**Listing**:
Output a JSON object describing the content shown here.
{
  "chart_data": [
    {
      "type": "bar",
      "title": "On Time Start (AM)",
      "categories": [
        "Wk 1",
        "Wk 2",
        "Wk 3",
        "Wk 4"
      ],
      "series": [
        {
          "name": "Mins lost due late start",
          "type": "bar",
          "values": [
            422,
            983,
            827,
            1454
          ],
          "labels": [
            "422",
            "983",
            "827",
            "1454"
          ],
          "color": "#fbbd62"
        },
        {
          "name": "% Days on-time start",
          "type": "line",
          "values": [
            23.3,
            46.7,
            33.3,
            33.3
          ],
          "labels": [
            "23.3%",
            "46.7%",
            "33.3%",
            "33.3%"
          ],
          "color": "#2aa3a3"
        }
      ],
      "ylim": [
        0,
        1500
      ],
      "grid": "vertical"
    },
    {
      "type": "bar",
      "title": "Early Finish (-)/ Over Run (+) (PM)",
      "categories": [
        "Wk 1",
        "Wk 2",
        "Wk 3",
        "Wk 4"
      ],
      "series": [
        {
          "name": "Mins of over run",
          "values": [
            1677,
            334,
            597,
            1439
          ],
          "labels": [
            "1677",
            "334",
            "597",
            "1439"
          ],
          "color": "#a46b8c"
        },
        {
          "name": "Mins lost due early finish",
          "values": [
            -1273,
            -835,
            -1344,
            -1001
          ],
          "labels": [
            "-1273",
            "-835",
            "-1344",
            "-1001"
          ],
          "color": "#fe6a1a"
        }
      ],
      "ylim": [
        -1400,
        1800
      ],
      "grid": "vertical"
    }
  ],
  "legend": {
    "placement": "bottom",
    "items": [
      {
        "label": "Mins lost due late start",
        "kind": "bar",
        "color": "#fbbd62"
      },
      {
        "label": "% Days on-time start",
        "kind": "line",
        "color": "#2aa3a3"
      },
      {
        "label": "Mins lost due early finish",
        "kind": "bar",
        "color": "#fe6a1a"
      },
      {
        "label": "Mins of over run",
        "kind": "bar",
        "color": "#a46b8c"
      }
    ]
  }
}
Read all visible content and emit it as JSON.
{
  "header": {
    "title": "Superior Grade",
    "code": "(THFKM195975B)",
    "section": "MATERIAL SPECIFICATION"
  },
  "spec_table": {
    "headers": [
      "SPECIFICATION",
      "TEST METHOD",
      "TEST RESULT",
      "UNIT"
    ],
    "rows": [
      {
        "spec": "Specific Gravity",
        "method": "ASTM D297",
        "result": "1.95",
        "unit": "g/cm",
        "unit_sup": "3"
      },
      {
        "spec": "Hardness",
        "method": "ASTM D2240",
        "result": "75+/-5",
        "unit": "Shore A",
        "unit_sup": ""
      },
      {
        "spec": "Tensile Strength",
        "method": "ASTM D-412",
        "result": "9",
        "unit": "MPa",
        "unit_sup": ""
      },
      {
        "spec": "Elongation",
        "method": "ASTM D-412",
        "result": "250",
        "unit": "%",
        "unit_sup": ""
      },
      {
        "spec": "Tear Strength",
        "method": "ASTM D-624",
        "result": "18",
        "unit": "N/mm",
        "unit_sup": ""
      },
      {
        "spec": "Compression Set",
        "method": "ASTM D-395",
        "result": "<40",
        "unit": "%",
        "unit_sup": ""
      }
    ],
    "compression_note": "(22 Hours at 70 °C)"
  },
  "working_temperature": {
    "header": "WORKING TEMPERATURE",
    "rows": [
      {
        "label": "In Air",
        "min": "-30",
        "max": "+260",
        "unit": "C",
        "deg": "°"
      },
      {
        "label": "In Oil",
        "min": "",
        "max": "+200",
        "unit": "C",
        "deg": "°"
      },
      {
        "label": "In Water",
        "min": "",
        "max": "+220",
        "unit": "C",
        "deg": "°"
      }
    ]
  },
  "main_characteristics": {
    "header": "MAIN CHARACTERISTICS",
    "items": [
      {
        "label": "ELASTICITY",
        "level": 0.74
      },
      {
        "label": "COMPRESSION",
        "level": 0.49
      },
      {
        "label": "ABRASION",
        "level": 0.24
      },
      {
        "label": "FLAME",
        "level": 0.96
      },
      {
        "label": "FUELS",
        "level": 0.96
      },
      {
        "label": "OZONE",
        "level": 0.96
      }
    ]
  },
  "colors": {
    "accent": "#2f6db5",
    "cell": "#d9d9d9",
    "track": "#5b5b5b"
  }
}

**Goal**: Go through the listing above and pull out each line containing the word "JSON".

**Written response**:
Output a JSON object describing the content shown here.
Read all visible content and emit it as JSON.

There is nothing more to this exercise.